DIRECTIONS → Extract each line of the records below that contains the word "detto".

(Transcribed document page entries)
□ □ □ □ □ □ □
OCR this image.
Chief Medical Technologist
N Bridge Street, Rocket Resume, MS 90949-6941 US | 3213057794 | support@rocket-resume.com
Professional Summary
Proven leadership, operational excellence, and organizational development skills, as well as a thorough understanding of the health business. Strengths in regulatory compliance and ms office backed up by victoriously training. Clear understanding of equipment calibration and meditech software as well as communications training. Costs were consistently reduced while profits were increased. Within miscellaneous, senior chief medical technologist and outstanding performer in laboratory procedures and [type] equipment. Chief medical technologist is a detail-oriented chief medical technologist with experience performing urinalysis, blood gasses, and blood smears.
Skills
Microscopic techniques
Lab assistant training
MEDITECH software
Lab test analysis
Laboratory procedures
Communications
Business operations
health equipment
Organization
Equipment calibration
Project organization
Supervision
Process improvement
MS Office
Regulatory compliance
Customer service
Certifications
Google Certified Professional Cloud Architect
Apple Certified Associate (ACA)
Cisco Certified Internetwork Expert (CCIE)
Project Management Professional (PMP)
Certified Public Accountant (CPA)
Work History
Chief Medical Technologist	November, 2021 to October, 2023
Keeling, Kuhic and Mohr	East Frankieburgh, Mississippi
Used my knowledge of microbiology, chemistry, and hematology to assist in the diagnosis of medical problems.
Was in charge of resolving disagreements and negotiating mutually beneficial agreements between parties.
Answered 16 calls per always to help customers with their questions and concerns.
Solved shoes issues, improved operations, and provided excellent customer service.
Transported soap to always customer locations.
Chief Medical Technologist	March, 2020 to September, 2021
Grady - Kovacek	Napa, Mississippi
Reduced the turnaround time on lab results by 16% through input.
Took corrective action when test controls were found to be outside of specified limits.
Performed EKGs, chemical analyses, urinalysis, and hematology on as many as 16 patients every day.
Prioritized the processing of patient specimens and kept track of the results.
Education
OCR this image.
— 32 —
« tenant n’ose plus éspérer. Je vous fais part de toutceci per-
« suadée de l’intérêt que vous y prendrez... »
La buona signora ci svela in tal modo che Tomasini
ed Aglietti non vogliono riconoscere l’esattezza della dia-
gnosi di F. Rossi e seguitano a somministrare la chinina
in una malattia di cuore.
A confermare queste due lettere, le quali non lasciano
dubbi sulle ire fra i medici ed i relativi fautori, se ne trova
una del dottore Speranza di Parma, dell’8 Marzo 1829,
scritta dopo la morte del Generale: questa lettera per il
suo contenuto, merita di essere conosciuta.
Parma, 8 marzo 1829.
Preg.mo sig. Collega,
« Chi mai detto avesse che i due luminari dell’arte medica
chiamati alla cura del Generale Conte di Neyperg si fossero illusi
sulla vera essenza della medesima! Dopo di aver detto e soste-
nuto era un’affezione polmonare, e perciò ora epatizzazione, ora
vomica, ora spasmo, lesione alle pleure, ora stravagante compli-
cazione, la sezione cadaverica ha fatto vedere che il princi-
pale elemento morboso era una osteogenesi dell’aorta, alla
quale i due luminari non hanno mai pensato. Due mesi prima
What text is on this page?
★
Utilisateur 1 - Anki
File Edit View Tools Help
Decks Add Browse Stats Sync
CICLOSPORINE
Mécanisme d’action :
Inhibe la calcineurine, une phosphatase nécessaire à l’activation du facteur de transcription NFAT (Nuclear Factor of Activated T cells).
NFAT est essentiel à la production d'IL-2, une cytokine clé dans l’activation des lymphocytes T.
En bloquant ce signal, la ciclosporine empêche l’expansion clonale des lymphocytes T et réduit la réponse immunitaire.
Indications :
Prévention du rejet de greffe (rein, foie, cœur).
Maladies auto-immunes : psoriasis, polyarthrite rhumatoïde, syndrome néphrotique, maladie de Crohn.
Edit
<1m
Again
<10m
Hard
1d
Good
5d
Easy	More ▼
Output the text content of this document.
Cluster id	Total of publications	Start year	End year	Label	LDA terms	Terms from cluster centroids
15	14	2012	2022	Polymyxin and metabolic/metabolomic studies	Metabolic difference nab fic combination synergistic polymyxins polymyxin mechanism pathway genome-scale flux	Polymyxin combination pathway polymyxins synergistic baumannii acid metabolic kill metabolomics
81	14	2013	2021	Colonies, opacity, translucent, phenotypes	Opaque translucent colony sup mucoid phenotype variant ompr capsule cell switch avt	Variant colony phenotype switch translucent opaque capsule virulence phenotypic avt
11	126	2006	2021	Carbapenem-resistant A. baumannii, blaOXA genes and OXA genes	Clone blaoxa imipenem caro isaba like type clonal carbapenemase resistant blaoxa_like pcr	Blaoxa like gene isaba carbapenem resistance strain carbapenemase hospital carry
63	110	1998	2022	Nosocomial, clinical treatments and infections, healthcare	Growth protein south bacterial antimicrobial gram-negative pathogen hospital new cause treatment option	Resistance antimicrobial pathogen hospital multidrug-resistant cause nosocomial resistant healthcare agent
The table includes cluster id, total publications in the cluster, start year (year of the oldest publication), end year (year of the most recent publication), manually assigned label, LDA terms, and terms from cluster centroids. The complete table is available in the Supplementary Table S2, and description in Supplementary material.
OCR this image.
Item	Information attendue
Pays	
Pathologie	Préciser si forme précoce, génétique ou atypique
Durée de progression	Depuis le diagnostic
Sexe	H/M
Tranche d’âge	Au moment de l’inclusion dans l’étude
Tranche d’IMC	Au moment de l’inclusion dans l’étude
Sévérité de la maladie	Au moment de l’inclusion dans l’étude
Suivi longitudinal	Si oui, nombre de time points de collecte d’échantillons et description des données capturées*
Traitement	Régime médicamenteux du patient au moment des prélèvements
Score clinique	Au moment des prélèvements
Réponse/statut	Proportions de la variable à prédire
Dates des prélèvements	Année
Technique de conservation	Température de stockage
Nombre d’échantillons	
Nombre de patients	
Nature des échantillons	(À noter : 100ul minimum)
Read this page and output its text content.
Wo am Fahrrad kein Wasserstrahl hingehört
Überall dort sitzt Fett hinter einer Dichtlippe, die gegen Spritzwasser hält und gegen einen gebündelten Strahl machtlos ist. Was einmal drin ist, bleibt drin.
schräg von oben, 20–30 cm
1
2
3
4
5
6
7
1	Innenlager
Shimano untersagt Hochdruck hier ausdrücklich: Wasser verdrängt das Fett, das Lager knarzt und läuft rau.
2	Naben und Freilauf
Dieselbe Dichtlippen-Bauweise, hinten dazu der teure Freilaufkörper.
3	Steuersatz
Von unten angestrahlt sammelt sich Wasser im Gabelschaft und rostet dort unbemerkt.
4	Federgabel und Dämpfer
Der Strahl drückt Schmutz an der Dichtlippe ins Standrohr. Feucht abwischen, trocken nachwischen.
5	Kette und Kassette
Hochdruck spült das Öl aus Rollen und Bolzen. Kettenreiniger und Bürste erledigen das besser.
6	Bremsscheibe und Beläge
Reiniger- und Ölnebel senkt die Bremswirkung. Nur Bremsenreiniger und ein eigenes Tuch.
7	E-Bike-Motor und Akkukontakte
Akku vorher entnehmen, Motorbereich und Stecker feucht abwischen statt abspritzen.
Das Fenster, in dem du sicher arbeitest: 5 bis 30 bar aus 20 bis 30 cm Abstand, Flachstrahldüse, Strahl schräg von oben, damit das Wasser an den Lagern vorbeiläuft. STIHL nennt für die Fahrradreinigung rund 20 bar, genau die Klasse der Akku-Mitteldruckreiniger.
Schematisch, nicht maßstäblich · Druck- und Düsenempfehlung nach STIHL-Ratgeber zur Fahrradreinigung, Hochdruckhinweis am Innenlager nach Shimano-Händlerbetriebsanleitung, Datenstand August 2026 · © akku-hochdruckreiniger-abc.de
□ □ □ □ □ □ □
YOUR RESPONSE →
« Chi mai detto avesse che i due luminari dell’arte medica
sulla vera essenza della medesima! Dopo di aver detto e soste-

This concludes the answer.